Text section

━━━━━━━━━━━━━━━━━━━━

Rockies can't count on Tulowitzki, Gonzalez for bleak-looking 2015
This week, SI.com is previewing all 30 MLB teams, counting down to the No. 1 team in the league. At No. 27: the Colorado Rockies.
2014 Record and Finish: 66–96 (.407), fourth place in NL West (29th overall)
2015 Projected Record and Finish: 69–93 (.426), fourth place in NL West (27th overall)
The Case For
The Rockies have some talent but they need a few things to go their way, namely: Troy Tulowitzki and Carlos Gonzalez must stay healthy; outfielder Corey Dickerson must fulfill high expectations; third baseman Nolan Arenado must continue to mature into a two-way star; first baseman Justin Morneau must prove his 2014 comeback season was not a fluke; and Drew Stubbs and Charlie Blackmon must form a productive platoon in center. If all that happens, Colorado will have a powerful offense to go with an outstanding defensive infield and a defensive upgrade at catcher with Nick Hundley.
The Case Against
Colorado won 66 games last year and its off-season additions to the 40-man roster were Hundley, a 31-year-old defense-first catcher; Kyle Kendrick, a 30-year-old pitcher with a career 91 ERA+; David Hale, a 27-year-old righty who struck out 4.5 men per nine innings last year; Daniel Descalso, a utility infielder whom the Cardinals non-tendered; John Axford, a former closer who will turn 32 before Opening Day and is on his fifth organization since August 2013; and rookie relievers Jairo Diaz and Jorge Rondon, neither of whom is likely to make the team. The Rockies have won no more than 74 games in any of the last four seasons and, despite switching general managers for just the second time ever, they did nothing substantial this offseason. They are putting all of their eggs in the baskets labeled “Tulo” and “CarGo” and hoping they won’t break.
Even if those two stay healthy—something they haven’t both done in the same season since 2009, when Gonzalez was still a part-time player—Colorado lacks the pitching to be a serious contender. Last year, the Rockies had a staff ERA+ of 88, and both their team ERA (5.05) and fielding independent pitching mark (4.43) were major-league-worsts, and not by a little. Kendrick, Hale and Axford aren’t going to fix that, and Jhoulys Chacin looked so bad this spring that he was released despite being owed $5.5 million this season. And even if top prospect Jon Gray, who has impressed in camp and projects as a future ace, does reach the majors this year, he’ll likely do so no earlier than midseason and will have an innings limit, to boot.

━━━━━━━━━━━━━━━━━━━━

Records shown
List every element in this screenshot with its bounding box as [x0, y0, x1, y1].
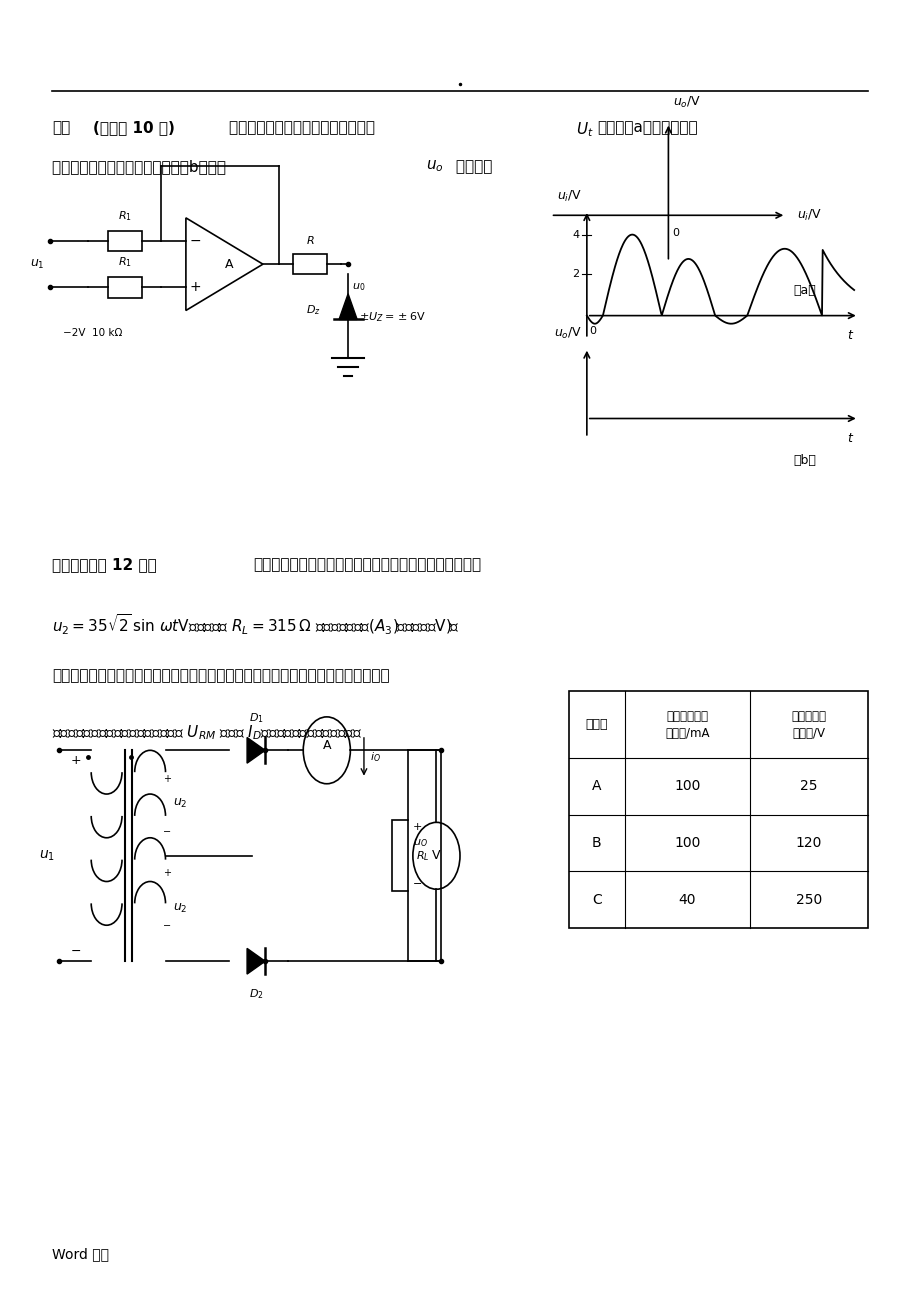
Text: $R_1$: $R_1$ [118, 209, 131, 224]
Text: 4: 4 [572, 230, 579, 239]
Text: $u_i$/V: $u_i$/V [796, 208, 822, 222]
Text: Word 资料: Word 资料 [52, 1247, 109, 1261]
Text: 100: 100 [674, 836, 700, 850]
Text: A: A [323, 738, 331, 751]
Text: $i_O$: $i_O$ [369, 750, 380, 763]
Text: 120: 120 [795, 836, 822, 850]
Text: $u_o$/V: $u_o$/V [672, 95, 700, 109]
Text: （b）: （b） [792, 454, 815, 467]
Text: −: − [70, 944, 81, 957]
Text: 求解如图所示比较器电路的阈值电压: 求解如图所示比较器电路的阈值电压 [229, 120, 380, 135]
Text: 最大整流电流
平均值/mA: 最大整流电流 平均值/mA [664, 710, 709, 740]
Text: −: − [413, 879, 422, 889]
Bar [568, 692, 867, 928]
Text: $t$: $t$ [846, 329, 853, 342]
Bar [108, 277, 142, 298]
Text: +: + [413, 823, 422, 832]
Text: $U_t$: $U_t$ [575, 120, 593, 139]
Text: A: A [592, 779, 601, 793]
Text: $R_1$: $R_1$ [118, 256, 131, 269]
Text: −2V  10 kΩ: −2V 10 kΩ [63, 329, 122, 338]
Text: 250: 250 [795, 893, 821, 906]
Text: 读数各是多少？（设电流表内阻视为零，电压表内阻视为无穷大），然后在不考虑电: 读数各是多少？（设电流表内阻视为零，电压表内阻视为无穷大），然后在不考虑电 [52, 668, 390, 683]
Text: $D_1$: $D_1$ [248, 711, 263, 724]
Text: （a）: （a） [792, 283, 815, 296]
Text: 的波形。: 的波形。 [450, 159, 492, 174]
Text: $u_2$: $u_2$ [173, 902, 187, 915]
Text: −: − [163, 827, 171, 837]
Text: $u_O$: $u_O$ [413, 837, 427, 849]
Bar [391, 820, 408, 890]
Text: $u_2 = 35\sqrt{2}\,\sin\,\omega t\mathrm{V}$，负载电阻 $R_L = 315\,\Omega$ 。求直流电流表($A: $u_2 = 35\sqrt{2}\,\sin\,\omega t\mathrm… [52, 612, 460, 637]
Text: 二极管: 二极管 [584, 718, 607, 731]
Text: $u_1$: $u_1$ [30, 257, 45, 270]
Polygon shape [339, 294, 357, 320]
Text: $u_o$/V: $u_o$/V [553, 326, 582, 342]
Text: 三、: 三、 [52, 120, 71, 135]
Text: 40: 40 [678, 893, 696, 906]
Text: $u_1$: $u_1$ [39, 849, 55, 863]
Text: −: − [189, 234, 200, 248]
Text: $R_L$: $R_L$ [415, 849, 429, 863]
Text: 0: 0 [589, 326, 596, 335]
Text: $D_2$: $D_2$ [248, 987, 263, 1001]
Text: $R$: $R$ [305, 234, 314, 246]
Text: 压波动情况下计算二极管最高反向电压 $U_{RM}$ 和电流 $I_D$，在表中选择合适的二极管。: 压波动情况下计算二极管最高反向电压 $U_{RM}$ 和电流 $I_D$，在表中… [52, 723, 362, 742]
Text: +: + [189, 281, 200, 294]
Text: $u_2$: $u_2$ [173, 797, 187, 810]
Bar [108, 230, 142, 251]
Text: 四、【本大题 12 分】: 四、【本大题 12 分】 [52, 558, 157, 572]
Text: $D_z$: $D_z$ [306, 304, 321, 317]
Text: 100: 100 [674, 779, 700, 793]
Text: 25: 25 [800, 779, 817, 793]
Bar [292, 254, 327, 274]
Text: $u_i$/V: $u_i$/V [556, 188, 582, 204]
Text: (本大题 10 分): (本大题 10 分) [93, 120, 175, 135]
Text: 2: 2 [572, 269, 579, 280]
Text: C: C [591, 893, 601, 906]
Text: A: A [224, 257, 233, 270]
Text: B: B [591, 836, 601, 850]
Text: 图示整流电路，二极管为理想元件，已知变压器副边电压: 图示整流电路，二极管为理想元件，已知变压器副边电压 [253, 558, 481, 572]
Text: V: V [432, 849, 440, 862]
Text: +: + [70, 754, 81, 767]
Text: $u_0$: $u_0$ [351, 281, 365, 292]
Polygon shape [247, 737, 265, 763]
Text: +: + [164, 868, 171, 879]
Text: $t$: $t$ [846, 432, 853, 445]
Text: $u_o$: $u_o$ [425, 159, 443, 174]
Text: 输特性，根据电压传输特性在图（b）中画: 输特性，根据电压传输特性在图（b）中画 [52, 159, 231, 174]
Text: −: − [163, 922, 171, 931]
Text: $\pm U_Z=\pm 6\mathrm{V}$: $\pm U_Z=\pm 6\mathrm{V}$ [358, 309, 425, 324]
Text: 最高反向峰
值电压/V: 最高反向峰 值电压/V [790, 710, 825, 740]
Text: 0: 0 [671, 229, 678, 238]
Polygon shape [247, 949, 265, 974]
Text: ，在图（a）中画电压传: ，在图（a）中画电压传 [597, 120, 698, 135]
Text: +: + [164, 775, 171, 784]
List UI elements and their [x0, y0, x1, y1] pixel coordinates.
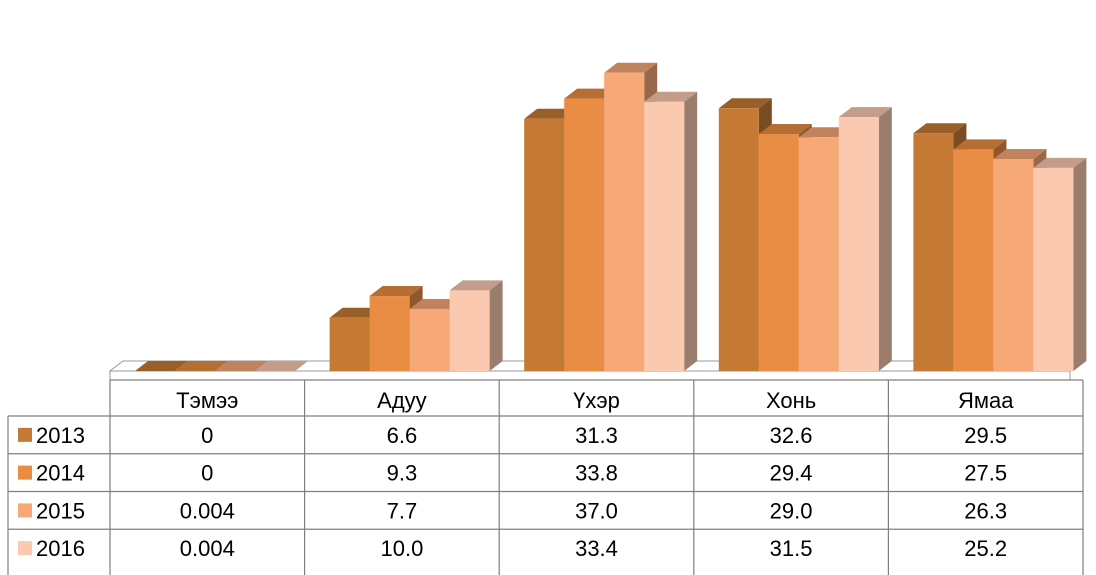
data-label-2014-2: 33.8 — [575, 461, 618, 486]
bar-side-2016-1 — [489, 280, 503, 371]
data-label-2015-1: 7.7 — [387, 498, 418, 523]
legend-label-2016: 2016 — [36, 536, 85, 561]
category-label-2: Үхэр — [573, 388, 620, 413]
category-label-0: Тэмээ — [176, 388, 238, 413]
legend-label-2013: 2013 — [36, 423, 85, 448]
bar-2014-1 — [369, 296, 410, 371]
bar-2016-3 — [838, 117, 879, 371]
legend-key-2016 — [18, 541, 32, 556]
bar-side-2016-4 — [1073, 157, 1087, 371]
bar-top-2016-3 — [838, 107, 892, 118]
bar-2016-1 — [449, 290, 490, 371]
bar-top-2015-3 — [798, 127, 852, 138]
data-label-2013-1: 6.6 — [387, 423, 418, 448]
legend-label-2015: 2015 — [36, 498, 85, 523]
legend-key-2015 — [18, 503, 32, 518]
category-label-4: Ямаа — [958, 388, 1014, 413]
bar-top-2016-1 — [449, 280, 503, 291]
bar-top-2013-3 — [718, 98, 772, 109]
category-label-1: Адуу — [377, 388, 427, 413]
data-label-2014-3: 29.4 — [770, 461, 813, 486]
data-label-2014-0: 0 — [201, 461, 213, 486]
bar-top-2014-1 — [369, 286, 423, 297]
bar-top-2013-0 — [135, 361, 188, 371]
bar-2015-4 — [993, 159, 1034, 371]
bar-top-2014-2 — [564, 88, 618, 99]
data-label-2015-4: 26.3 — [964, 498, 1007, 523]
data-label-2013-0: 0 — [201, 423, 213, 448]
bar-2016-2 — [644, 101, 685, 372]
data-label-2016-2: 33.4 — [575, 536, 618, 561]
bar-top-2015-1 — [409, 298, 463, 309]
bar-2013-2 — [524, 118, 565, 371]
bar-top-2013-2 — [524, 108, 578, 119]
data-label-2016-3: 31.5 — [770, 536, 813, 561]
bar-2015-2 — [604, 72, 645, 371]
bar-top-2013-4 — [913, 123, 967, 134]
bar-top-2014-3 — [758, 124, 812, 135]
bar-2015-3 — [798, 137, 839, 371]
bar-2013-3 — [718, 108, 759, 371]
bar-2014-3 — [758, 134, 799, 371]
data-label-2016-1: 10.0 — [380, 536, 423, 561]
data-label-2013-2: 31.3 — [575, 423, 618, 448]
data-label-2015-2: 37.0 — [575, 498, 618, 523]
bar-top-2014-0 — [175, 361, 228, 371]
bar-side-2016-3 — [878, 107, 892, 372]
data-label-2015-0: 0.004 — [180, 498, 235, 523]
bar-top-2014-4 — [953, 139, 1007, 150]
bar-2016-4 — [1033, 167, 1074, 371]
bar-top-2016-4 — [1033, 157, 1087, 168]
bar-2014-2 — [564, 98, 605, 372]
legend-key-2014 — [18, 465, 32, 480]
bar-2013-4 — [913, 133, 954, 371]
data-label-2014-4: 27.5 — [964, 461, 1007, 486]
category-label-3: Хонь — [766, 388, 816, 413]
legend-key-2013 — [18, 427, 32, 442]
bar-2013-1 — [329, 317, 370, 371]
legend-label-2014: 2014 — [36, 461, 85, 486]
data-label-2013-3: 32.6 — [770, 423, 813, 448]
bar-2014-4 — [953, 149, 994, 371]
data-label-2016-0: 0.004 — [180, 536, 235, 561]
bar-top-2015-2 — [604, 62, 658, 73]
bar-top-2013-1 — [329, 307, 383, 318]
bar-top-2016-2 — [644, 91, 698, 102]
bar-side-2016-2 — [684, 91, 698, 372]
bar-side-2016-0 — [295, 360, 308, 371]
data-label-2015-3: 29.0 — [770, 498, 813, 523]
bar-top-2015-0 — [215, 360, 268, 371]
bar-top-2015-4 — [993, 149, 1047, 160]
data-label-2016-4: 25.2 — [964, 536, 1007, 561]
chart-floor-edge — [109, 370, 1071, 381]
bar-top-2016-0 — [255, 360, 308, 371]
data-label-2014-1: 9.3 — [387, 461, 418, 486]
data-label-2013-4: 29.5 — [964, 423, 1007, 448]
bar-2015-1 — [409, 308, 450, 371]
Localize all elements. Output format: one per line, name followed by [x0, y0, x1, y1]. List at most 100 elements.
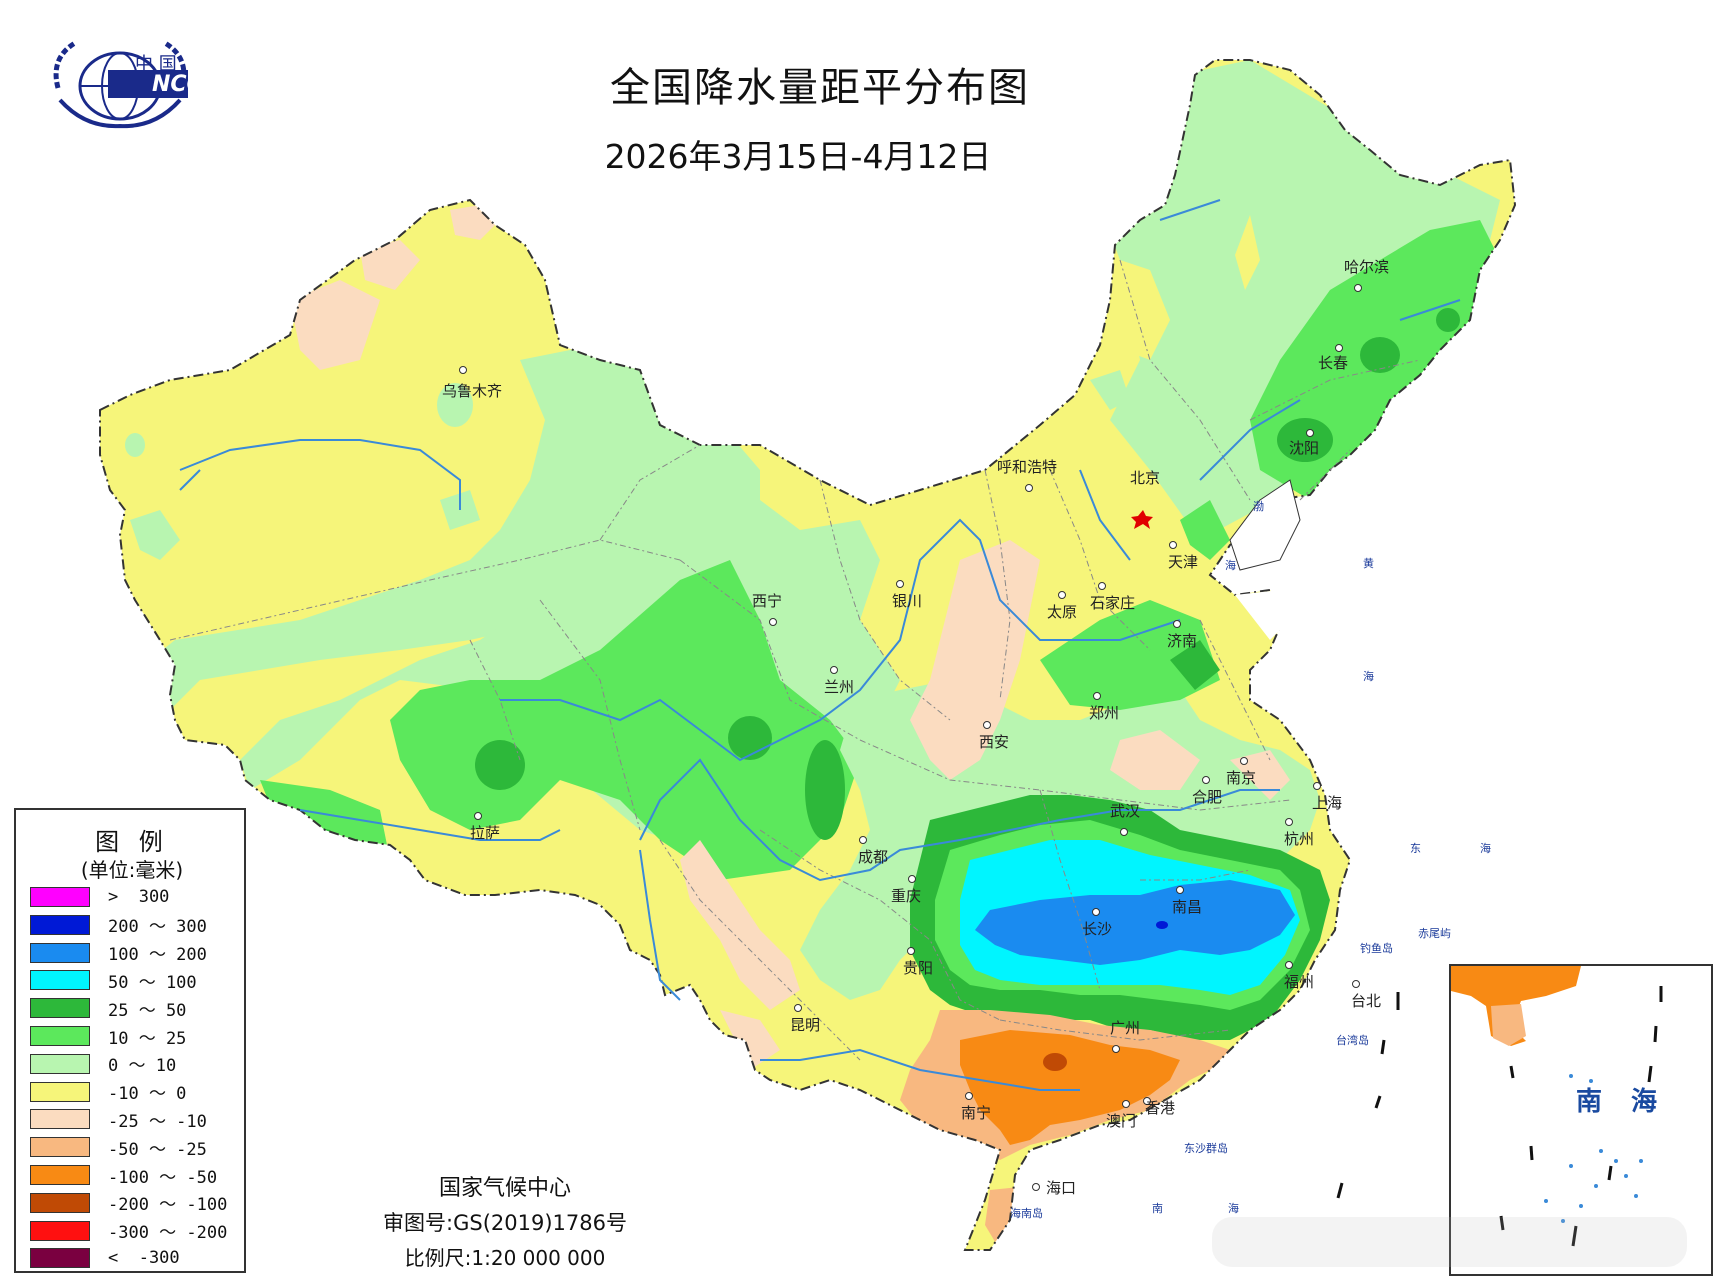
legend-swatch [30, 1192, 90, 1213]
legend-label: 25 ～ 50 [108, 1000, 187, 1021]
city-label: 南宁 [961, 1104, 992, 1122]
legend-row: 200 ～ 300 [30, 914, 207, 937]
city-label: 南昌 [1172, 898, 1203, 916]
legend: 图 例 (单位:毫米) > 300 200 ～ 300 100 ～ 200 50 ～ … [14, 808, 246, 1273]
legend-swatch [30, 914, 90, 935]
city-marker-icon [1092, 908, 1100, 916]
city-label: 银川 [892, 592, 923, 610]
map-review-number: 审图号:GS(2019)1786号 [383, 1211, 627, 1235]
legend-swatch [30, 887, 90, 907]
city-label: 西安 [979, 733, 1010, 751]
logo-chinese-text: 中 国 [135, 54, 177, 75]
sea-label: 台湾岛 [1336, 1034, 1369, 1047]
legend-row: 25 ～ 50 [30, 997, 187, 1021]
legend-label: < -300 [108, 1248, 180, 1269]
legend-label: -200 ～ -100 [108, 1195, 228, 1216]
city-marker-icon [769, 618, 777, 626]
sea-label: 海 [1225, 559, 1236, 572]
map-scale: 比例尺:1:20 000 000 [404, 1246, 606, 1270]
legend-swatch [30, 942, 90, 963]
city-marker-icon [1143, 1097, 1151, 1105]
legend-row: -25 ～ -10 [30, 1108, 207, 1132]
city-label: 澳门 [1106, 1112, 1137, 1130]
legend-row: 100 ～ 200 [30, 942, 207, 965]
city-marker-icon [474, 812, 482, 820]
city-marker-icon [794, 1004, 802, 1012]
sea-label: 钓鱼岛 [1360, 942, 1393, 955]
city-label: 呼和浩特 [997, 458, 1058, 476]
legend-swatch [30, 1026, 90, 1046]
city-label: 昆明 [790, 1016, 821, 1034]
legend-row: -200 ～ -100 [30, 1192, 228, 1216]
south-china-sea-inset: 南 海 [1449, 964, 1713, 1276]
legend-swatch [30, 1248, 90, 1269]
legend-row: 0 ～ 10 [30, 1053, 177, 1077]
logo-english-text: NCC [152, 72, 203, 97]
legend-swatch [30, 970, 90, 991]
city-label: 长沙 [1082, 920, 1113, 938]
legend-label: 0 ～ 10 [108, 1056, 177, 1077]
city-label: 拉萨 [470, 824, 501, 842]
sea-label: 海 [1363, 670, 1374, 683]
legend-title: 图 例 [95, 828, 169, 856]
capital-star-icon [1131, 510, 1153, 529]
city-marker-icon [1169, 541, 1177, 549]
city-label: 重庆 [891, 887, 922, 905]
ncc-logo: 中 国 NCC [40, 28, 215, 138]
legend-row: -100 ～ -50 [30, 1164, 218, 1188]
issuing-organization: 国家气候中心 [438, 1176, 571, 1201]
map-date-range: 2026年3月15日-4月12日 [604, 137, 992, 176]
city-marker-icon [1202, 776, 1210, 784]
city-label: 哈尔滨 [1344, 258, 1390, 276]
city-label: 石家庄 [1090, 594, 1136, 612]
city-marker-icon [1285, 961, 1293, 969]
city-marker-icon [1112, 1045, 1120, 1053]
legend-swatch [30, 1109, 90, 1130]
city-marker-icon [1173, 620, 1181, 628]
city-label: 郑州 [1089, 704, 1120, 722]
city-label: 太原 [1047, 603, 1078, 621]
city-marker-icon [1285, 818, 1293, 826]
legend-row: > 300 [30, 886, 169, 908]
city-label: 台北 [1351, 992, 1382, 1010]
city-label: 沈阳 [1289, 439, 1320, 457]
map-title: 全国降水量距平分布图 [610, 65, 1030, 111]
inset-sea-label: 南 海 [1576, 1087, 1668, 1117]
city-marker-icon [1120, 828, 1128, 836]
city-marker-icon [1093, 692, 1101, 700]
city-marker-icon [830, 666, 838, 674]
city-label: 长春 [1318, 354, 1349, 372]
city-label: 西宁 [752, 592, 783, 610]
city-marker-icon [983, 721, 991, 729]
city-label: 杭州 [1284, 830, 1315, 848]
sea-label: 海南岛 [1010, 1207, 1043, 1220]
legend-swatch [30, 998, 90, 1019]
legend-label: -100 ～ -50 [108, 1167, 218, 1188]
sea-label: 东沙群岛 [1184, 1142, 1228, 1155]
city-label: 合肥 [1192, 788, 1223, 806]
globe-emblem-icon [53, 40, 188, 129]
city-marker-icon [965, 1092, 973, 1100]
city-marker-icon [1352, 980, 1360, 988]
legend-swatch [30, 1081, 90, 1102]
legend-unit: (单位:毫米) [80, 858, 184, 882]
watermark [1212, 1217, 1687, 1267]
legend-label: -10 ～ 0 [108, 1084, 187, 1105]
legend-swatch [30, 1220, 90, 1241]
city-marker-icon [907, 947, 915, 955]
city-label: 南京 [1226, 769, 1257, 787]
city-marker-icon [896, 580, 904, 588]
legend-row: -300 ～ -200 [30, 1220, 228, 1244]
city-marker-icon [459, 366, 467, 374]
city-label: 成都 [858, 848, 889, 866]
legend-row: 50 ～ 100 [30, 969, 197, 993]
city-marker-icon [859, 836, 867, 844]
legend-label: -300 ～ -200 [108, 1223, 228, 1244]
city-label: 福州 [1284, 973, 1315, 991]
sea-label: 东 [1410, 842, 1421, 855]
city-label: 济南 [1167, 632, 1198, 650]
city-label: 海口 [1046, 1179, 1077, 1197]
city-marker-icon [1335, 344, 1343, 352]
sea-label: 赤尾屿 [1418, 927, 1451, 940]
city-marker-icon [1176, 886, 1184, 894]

━━━━━━━━━━━━━━━━━━━━

Parts of the exercise
a) Turn the paragraph of the Rockies preview that begins "The Rockies have some talent" into a short list, keeping its main facts.
b) Write the next part of the Rockies preview, picking up after its final sentence.
You can skip the listing, since nothing here depends on it.

Answers for this exercise
a)
For the Rockies to do well:
- Troy Tulowitzki and Carlos Gonzalez stay healthy.
- Outfielder Corey Dickerson lives up to high expectations.
- Third baseman Nolan Arenado keeps growing into a two-way star.
- First baseman Justin Morneau shows his 2014 comeback wasn't a fluke.
- Drew Stubbs and Charlie Blackmon form a productive platoon in center.

If all of this happens, Colorado would have a powerful offense, an outstanding defensive infield and a defensive upgrade at catcher in Nick Hundley.

b)
The Rockies need some sort of upgrade to the rotation, be it from within or via a trade, but with defensively-challenged catcher Wilin Rosario their top trade chip, such a move is all but impossible. All this makes a winning record for Colorado unlikely. Contention seems impossible.
X-Factor: Tulo and CarGo
The Rockies’ fates revolve around these two fragile stars right now. Will they stay healthy and help the team exceed expectations? Will they get hurt and drag Colorado down? Will they be traded, netting prospects and payroll flexibility? Will they remain and limit the team’s ability to acquire either? It’s tempting to say that we have no idea what to expect, but the sad truth is we do: They’re very likely going to get hurt.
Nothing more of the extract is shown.